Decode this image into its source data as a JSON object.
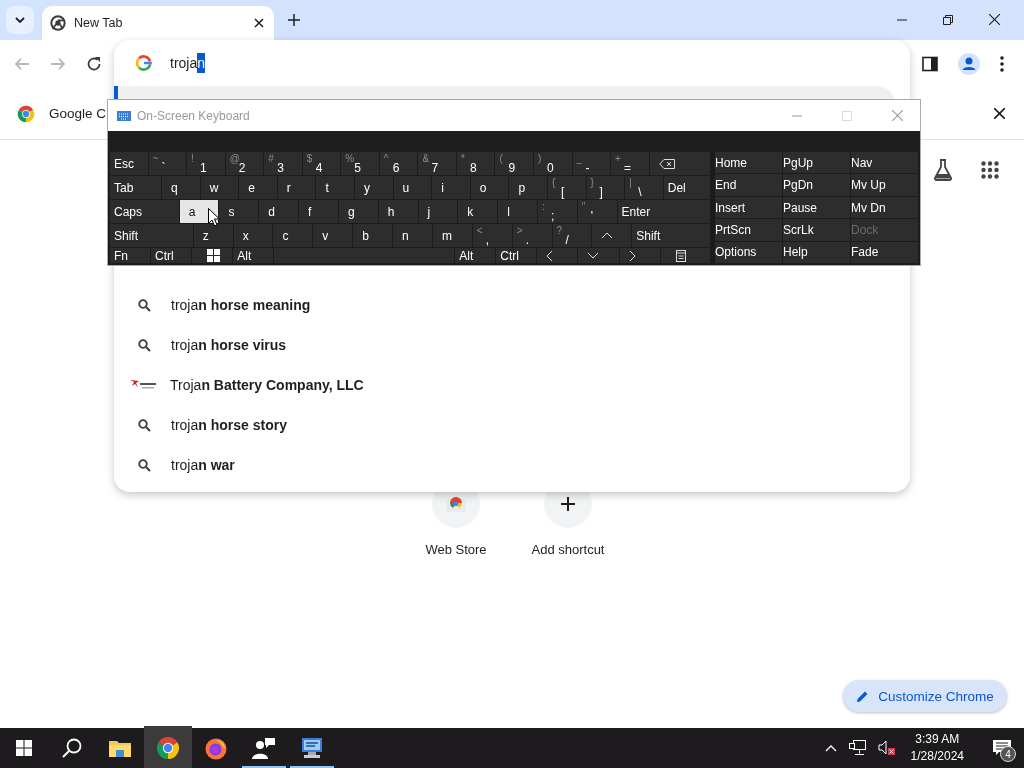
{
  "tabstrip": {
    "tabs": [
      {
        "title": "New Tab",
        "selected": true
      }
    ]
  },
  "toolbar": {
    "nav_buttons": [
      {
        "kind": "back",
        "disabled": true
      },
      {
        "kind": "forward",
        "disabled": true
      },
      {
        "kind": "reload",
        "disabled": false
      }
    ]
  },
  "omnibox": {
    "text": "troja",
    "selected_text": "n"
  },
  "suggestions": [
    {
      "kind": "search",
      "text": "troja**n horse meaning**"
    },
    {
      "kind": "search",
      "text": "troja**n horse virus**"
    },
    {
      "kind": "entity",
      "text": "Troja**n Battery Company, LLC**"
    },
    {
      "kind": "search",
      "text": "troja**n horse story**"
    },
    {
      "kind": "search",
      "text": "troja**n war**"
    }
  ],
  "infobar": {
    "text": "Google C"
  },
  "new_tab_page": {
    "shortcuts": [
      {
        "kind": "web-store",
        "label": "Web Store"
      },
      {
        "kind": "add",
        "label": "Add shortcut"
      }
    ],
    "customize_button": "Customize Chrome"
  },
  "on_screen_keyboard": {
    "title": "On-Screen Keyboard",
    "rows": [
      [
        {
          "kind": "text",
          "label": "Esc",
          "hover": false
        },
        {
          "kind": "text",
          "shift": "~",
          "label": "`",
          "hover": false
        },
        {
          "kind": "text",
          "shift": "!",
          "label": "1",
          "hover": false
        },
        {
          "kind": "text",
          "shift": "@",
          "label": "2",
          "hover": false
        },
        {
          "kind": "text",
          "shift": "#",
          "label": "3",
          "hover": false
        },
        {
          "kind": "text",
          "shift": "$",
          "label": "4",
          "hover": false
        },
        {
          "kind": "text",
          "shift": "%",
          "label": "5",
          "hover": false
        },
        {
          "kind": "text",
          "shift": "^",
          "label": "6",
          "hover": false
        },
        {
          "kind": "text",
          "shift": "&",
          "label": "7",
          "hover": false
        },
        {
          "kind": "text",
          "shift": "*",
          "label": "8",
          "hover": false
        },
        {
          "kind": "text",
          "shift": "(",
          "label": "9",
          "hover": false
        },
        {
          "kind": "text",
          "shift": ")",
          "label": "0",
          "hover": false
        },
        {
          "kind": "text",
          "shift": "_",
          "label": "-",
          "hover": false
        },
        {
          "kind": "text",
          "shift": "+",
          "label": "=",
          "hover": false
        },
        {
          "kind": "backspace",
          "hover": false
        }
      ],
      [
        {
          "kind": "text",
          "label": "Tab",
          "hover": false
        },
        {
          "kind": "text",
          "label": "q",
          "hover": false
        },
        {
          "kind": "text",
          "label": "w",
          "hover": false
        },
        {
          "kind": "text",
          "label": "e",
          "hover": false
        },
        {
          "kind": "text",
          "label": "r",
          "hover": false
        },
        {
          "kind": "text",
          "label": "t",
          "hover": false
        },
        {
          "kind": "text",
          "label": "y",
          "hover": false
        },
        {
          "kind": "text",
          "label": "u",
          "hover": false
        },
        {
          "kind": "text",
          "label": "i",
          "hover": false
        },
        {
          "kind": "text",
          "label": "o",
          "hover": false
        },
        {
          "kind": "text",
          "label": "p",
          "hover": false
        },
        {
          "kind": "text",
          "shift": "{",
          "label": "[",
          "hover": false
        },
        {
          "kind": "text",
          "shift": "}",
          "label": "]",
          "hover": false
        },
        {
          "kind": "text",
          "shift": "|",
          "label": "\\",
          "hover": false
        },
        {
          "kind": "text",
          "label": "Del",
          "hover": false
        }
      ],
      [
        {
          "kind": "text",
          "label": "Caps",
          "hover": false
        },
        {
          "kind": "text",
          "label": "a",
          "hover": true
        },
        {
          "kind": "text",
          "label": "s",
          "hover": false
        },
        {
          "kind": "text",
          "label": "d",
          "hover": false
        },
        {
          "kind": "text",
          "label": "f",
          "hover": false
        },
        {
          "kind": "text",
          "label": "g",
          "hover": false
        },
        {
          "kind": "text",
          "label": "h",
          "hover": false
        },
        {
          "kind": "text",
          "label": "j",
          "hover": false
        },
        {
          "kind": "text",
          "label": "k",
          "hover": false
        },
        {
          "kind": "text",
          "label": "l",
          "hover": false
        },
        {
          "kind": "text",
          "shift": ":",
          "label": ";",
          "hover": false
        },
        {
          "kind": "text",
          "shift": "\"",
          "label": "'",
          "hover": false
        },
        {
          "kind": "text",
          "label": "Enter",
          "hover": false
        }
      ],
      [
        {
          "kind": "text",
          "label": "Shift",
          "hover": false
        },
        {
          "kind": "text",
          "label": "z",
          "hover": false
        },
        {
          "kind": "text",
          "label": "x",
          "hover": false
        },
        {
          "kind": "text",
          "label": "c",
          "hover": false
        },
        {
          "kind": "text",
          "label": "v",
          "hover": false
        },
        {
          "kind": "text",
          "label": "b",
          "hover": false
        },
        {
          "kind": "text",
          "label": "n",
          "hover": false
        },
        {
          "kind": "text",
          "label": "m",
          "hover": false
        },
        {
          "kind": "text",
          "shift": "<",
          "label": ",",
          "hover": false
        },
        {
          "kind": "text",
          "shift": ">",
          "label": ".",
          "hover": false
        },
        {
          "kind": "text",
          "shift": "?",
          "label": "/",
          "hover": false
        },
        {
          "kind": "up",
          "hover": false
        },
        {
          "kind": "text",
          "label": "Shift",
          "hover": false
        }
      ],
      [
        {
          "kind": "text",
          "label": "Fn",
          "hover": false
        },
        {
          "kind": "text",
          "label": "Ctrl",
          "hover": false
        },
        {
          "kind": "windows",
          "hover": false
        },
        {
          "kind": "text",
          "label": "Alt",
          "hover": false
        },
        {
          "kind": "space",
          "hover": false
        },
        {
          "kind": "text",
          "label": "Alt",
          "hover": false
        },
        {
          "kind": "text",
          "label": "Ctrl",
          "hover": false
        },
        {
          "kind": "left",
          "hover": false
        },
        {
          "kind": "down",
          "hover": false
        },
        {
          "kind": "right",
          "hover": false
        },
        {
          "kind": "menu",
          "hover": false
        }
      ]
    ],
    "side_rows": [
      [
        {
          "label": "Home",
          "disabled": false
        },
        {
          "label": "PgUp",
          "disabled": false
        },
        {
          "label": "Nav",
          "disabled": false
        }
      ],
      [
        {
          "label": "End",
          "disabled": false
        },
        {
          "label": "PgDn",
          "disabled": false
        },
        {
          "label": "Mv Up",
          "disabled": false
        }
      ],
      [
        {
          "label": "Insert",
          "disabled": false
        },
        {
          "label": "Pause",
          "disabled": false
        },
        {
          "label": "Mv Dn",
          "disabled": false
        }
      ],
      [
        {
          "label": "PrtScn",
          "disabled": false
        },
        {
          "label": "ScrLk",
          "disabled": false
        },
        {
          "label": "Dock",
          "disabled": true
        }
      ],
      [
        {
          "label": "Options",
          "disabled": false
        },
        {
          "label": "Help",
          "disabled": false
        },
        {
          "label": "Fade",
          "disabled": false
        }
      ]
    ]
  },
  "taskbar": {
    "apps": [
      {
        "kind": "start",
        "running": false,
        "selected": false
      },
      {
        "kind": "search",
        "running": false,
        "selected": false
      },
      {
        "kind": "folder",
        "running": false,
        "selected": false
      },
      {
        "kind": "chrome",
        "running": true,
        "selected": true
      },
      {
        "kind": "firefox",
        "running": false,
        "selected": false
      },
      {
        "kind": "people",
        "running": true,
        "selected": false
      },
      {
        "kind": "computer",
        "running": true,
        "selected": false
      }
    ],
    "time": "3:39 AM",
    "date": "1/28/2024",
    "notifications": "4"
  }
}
+ + +
§ YOUR ASSIGNMENT: Find the string "horse" in the entries above and return each line that holds it.

§ ANSWER SPACE:
      "text": "troja**n horse meaning**"
      "text": "troja**n horse virus**"
      "text": "troja**n horse story**"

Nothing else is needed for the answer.